Word for word, restate every line of the listing that follows.
>> start DATA RECORDS
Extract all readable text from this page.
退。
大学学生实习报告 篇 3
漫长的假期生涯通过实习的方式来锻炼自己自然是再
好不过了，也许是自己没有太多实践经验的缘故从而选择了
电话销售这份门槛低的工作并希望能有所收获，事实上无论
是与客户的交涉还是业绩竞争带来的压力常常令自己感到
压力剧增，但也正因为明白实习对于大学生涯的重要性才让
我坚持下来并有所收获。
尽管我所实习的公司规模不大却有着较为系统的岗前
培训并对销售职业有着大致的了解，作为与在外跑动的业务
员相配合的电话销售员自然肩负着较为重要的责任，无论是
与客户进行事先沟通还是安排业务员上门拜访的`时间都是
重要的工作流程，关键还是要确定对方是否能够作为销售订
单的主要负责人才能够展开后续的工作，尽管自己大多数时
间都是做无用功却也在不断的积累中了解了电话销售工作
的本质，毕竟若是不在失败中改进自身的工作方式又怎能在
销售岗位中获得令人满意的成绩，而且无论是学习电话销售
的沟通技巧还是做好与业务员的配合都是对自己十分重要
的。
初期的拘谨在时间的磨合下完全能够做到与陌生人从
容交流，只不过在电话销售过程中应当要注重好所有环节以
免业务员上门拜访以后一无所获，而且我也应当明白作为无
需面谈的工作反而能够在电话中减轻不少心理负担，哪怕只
>> end DATA RECORDS
— SOLUTION —
Extract all readable text from this page.
退。
大学学生实习报告 篇 3
漫长的假期生涯通过实习的方式来锻炼自己自然是再
好不过了，也许是自己没有太多实践经验的缘故从而选择了
电话销售这份门槛低的工作并希望能有所收获，事实上无论
是与客户的交涉还是业绩竞争带来的压力常常令自己感到
压力剧增，但也正因为明白实习对于大学生涯的重要性才让
我坚持下来并有所收获。
尽管我所实习的公司规模不大却有着较为系统的岗前
培训并对销售职业有着大致的了解，作为与在外跑动的业务
员相配合的电话销售员自然肩负着较为重要的责任，无论是
与客户进行事先沟通还是安排业务员上门拜访的`时间都是
重要的工作流程，关键还是要确定对方是否能够作为销售订
单的主要负责人才能够展开后续的工作，尽管自己大多数时
间都是做无用功却也在不断的积累中了解了电话销售工作
的本质，毕竟若是不在失败中改进自身的工作方式又怎能在
销售岗位中获得令人满意的成绩，而且无论是学习电话销售
的沟通技巧还是做好与业务员的配合都是对自己十分重要
的。
初期的拘谨在时间的磨合下完全能够做到与陌生人从
容交流，只不过在电话销售过程中应当要注重好所有环节以
免业务员上门拜访以后一无所获，而且我也应当明白作为无
需面谈的工作反而能够在电话中减轻不少心理负担，哪怕只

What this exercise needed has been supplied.